> [INPUT MATERIAL]:
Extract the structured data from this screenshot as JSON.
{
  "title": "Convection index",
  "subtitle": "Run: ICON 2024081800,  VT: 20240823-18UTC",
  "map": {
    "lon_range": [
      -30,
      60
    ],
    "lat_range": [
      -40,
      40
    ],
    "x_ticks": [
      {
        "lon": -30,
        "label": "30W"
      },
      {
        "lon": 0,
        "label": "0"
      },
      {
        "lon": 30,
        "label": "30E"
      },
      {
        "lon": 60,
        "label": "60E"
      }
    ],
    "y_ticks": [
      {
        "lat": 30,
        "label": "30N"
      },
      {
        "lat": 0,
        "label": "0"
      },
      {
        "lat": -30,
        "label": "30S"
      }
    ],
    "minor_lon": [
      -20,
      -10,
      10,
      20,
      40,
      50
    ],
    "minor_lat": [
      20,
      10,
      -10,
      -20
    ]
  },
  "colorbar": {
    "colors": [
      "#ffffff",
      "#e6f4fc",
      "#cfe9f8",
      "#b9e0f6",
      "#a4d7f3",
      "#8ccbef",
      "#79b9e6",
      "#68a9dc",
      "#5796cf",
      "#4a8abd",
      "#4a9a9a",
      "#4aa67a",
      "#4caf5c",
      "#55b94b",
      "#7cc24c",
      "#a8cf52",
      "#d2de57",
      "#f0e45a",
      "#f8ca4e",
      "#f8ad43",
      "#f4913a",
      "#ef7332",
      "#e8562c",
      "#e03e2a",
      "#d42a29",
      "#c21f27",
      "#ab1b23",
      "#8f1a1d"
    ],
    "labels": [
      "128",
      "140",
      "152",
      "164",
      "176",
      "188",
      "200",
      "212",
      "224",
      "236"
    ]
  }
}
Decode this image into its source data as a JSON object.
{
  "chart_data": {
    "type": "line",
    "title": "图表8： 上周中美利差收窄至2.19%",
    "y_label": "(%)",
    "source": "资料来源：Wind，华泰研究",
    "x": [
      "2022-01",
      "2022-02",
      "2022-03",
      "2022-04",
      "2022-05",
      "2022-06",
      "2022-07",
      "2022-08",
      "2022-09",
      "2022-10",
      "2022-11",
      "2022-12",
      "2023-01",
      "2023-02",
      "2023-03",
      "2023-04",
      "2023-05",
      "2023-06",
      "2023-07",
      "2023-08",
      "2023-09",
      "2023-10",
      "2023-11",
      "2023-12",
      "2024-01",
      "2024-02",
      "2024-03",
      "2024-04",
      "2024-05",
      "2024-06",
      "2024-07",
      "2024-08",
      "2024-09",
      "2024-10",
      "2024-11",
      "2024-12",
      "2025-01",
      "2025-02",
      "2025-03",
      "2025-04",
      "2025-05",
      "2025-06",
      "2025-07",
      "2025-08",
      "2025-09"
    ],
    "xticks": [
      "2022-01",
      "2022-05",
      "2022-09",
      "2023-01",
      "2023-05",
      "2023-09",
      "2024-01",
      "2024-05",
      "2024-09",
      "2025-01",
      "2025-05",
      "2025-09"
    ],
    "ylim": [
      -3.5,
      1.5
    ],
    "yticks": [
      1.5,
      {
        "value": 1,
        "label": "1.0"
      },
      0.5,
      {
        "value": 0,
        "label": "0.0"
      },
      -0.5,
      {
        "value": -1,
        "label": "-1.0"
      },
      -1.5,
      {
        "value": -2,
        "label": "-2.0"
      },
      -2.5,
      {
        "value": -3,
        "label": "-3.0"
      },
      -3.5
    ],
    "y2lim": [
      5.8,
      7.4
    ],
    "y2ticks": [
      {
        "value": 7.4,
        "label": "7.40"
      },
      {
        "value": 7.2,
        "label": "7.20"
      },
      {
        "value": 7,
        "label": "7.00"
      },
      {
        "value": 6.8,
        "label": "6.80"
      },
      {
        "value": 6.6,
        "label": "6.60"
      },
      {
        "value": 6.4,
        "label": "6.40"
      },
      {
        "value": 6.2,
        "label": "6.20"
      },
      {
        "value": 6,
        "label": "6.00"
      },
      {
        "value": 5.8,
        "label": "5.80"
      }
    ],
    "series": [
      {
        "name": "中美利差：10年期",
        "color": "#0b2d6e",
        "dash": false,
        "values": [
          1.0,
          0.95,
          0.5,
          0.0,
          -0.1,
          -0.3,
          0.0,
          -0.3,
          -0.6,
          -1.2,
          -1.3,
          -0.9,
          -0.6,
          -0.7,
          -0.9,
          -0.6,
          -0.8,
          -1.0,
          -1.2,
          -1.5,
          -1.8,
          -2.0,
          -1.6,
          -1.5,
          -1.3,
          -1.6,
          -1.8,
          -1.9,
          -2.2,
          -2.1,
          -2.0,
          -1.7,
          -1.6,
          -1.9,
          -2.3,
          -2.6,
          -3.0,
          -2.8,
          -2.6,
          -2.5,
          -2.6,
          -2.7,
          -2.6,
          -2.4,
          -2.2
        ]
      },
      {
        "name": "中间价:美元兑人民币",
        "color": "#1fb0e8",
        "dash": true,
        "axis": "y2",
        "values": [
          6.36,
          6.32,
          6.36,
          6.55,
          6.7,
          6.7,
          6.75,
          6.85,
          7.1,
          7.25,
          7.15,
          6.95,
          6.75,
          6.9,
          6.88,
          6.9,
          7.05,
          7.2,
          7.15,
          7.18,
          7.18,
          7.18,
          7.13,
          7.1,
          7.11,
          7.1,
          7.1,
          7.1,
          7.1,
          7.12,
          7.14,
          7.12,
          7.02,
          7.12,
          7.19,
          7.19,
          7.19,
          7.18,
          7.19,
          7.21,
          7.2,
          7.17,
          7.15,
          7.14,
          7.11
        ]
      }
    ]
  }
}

> [WHAT THE EXERCISE ASKS]: Without changing a word, restate the whole listing.

> [EXERCISE SOLUTION]:
Extract the structured data from this screenshot as JSON.
{
  "title": "Convection index",
  "subtitle": "Run: ICON 2024081800,  VT: 20240823-18UTC",
  "map": {
    "lon_range": [
      -30,
      60
    ],
    "lat_range": [
      -40,
      40
    ],
    "x_ticks": [
      {
        "lon": -30,
        "label": "30W"
      },
      {
        "lon": 0,
        "label": "0"
      },
      {
        "lon": 30,
        "label": "30E"
      },
      {
        "lon": 60,
        "label": "60E"
      }
    ],
    "y_ticks": [
      {
        "lat": 30,
        "label": "30N"
      },
      {
        "lat": 0,
        "label": "0"
      },
      {
        "lat": -30,
        "label": "30S"
      }
    ],
    "minor_lon": [
      -20,
      -10,
      10,
      20,
      40,
      50
    ],
    "minor_lat": [
      20,
      10,
      -10,
      -20
    ]
  },
  "colorbar": {
    "colors": [
      "#ffffff",
      "#e6f4fc",
      "#cfe9f8",
      "#b9e0f6",
      "#a4d7f3",
      "#8ccbef",
      "#79b9e6",
      "#68a9dc",
      "#5796cf",
      "#4a8abd",
      "#4a9a9a",
      "#4aa67a",
      "#4caf5c",
      "#55b94b",
      "#7cc24c",
      "#a8cf52",
      "#d2de57",
      "#f0e45a",
      "#f8ca4e",
      "#f8ad43",
      "#f4913a",
      "#ef7332",
      "#e8562c",
      "#e03e2a",
      "#d42a29",
      "#c21f27",
      "#ab1b23",
      "#8f1a1d"
    ],
    "labels": [
      "128",
      "140",
      "152",
      "164",
      "176",
      "188",
      "200",
      "212",
      "224",
      "236"
    ]
  }
}
Decode this image into its source data as a JSON object.
{
  "chart_data": {
    "type": "line",
    "title": "图表8： 上周中美利差收窄至2.19%",
    "y_label": "(%)",
    "source": "资料来源：Wind，华泰研究",
    "x": [
      "2022-01",
      "2022-02",
      "2022-03",
      "2022-04",
      "2022-05",
      "2022-06",
      "2022-07",
      "2022-08",
      "2022-09",
      "2022-10",
      "2022-11",
      "2022-12",
      "2023-01",
      "2023-02",
      "2023-03",
      "2023-04",
      "2023-05",
      "2023-06",
      "2023-07",
      "2023-08",
      "2023-09",
      "2023-10",
      "2023-11",
      "2023-12",
      "2024-01",
      "2024-02",
      "2024-03",
      "2024-04",
      "2024-05",
      "2024-06",
      "2024-07",
      "2024-08",
      "2024-09",
      "2024-10",
      "2024-11",
      "2024-12",
      "2025-01",
      "2025-02",
      "2025-03",
      "2025-04",
      "2025-05",
      "2025-06",
      "2025-07",
      "2025-08",
      "2025-09"
    ],
    "xticks": [
      "2022-01",
      "2022-05",
      "2022-09",
      "2023-01",
      "2023-05",
      "2023-09",
      "2024-01",
      "2024-05",
      "2024-09",
      "2025-01",
      "2025-05",
      "2025-09"
    ],
    "ylim": [
      -3.5,
      1.5
    ],
    "yticks": [
      1.5,
      {
        "value": 1,
        "label": "1.0"
      },
      0.5,
      {
        "value": 0,
        "label": "0.0"
      },
      -0.5,
      {
        "value": -1,
        "label": "-1.0"
      },
      -1.5,
      {
        "value": -2,
        "label": "-2.0"
      },
      -2.5,
      {
        "value": -3,
        "label": "-3.0"
      },
      -3.5
    ],
    "y2lim": [
      5.8,
      7.4
    ],
    "y2ticks": [
      {
        "value": 7.4,
        "label": "7.40"
      },
      {
        "value": 7.2,
        "label": "7.20"
      },
      {
        "value": 7,
        "label": "7.00"
      },
      {
        "value": 6.8,
        "label": "6.80"
      },
      {
        "value": 6.6,
        "label": "6.60"
      },
      {
        "value": 6.4,
        "label": "6.40"
      },
      {
        "value": 6.2,
        "label": "6.20"
      },
      {
        "value": 6,
        "label": "6.00"
      },
      {
        "value": 5.8,
        "label": "5.80"
      }
    ],
    "series": [
      {
        "name": "中美利差：10年期",
        "color": "#0b2d6e",
        "dash": false,
        "values": [
          1.0,
          0.95,
          0.5,
          0.0,
          -0.1,
          -0.3,
          0.0,
          -0.3,
          -0.6,
          -1.2,
          -1.3,
          -0.9,
          -0.6,
          -0.7,
          -0.9,
          -0.6,
          -0.8,
          -1.0,
          -1.2,
          -1.5,
          -1.8,
          -2.0,
          -1.6,
          -1.5,
          -1.3,
          -1.6,
          -1.8,
          -1.9,
          -2.2,
          -2.1,
          -2.0,
          -1.7,
          -1.6,
          -1.9,
          -2.3,
          -2.6,
          -3.0,
          -2.8,
          -2.6,
          -2.5,
          -2.6,
          -2.7,
          -2.6,
          -2.4,
          -2.2
        ]
      },
      {
        "name": "中间价:美元兑人民币",
        "color": "#1fb0e8",
        "dash": true,
        "axis": "y2",
        "values": [
          6.36,
          6.32,
          6.36,
          6.55,
          6.7,
          6.7,
          6.75,
          6.85,
          7.1,
          7.25,
          7.15,
          6.95,
          6.75,
          6.9,
          6.88,
          6.9,
          7.05,
          7.2,
          7.15,
          7.18,
          7.18,
          7.18,
          7.13,
          7.1,
          7.11,
          7.1,
          7.1,
          7.1,
          7.1,
          7.12,
          7.14,
          7.12,
          7.02,
          7.12,
          7.19,
          7.19,
          7.19,
          7.18,
          7.19,
          7.21,
          7.2,
          7.17,
          7.15,
          7.14,
          7.11
        ]
      }
    ]
  }
}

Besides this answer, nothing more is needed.